#### [WHAT THE TASK REQUIRES]
Report the total number of lines that include the string "SRMTID", without any other text.

#### [EXTRACTED MATERIAL]
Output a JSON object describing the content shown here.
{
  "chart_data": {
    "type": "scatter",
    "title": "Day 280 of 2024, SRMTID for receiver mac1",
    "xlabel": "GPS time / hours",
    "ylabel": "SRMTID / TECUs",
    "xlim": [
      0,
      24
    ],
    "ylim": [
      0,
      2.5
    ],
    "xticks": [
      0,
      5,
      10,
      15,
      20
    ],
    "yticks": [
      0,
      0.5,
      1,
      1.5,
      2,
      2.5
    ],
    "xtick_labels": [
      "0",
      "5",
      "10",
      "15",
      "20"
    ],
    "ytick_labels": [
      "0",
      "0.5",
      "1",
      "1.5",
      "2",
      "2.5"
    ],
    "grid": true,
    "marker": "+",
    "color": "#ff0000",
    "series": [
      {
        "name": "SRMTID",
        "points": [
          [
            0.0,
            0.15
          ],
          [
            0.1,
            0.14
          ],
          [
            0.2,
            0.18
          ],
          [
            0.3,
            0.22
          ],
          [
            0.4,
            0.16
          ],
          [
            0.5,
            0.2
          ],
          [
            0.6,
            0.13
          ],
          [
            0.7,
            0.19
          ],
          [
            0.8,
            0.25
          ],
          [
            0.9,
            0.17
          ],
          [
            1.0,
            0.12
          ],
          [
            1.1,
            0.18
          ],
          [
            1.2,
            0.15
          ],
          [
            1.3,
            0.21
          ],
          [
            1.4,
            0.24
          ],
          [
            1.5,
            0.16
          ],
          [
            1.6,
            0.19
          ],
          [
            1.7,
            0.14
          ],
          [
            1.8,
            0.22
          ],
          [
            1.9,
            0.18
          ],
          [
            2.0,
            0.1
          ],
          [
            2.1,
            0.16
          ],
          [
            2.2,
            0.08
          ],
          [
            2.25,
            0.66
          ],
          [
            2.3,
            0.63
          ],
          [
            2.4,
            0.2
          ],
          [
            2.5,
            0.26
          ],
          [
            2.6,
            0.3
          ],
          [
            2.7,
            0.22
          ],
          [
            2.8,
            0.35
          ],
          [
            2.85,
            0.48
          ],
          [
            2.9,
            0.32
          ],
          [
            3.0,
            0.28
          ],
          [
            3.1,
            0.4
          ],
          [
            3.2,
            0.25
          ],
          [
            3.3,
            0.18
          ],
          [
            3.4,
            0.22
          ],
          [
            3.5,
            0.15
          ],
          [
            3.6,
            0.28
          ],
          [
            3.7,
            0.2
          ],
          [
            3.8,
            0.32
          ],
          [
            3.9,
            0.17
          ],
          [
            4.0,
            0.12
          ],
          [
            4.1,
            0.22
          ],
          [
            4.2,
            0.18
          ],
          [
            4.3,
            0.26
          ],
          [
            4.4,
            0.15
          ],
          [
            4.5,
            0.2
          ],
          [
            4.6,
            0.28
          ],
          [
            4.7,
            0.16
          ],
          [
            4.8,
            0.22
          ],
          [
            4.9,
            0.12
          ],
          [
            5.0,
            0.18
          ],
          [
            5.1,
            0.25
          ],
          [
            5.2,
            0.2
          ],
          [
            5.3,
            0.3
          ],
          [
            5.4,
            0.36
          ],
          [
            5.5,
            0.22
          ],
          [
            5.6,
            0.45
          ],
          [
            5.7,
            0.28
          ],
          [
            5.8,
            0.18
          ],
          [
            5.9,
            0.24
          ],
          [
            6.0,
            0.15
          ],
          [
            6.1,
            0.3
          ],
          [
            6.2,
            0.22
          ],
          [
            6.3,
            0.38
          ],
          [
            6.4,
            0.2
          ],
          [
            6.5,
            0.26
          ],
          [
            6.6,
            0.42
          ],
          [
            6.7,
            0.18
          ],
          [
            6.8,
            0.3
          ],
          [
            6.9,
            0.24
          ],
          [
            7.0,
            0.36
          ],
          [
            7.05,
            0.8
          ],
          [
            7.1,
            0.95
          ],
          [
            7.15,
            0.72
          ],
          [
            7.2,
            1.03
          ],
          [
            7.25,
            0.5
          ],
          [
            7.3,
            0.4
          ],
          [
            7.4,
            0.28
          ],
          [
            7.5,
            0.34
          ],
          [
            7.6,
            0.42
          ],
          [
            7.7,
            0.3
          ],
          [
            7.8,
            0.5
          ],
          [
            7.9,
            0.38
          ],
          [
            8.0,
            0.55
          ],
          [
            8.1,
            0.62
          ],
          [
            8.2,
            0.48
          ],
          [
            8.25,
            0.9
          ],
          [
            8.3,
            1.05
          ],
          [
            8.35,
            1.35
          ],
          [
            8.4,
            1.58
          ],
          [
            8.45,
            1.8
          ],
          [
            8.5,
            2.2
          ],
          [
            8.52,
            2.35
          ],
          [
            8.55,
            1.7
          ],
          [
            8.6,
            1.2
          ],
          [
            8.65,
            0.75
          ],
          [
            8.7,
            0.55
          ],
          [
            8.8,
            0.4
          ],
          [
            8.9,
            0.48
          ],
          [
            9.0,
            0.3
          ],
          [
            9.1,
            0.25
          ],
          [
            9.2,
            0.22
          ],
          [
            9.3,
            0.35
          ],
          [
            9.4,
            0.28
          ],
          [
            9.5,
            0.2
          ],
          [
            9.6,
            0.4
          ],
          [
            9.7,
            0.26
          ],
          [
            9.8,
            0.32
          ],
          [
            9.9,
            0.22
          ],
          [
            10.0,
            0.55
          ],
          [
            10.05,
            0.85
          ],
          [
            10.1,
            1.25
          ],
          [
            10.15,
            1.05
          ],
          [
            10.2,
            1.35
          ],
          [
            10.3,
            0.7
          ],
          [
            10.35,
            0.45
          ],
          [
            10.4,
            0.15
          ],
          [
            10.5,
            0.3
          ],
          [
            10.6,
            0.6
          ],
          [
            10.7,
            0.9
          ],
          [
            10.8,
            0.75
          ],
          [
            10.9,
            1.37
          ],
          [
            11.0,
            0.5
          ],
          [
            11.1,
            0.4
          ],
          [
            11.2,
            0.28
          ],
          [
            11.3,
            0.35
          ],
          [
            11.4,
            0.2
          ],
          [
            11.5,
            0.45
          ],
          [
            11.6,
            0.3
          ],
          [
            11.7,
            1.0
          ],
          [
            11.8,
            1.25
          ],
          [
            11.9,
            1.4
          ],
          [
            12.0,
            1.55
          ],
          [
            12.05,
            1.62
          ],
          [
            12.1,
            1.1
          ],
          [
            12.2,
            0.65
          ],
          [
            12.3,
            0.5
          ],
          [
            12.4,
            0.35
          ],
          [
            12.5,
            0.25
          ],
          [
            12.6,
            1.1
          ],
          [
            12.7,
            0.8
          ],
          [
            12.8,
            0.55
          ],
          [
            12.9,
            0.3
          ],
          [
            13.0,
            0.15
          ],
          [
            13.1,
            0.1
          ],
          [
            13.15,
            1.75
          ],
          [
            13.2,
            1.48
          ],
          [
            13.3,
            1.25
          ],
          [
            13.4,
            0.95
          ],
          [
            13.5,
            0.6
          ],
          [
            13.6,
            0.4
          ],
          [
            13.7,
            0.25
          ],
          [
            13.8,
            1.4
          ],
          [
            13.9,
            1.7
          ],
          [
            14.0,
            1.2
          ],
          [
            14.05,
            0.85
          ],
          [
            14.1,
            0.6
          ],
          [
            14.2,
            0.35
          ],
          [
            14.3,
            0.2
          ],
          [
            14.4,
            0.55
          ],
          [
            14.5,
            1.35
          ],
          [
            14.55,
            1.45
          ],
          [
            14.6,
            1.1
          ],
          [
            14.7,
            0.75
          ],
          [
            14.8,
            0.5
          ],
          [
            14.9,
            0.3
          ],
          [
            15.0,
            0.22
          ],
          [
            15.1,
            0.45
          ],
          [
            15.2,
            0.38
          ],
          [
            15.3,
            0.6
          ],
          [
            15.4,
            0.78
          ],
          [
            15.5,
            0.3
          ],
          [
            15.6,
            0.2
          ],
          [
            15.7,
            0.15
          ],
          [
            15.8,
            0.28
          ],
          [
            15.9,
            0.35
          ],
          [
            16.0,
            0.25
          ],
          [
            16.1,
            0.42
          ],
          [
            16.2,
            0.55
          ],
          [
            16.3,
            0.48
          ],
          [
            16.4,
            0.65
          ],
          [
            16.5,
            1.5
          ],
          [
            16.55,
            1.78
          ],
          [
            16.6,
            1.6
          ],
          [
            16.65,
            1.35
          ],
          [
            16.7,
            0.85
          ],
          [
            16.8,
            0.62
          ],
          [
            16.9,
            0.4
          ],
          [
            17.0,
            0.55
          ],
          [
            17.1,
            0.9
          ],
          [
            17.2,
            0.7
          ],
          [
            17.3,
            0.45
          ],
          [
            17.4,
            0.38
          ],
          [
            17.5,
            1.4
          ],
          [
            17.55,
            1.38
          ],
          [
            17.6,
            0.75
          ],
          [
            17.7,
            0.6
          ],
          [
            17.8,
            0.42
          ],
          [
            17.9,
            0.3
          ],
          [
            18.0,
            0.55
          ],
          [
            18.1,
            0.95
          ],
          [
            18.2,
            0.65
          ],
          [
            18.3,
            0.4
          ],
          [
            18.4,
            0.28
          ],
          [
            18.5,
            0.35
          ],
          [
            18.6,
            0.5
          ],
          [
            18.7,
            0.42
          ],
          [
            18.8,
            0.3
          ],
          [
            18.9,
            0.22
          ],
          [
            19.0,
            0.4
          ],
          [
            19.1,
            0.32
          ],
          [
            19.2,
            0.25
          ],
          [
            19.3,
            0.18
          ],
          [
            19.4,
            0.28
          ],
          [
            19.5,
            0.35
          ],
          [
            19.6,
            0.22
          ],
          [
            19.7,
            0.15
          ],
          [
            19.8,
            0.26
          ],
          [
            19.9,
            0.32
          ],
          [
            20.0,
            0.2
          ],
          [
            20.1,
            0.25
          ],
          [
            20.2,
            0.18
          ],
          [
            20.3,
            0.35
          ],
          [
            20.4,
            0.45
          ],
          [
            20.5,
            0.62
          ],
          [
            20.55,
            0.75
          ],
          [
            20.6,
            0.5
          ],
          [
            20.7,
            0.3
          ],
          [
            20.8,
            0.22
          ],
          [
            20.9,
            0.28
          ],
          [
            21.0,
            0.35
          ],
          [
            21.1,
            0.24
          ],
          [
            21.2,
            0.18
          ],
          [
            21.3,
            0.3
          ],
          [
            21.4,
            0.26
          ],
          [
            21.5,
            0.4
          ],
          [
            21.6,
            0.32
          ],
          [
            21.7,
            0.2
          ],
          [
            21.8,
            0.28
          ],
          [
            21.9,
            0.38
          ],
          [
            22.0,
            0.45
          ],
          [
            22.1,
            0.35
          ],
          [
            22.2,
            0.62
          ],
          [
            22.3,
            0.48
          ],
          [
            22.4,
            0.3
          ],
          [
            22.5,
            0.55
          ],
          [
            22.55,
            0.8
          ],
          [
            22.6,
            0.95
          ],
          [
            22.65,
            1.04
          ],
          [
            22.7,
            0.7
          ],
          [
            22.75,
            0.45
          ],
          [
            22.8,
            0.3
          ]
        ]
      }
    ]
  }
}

#### [CORRECT RESPONSE]
3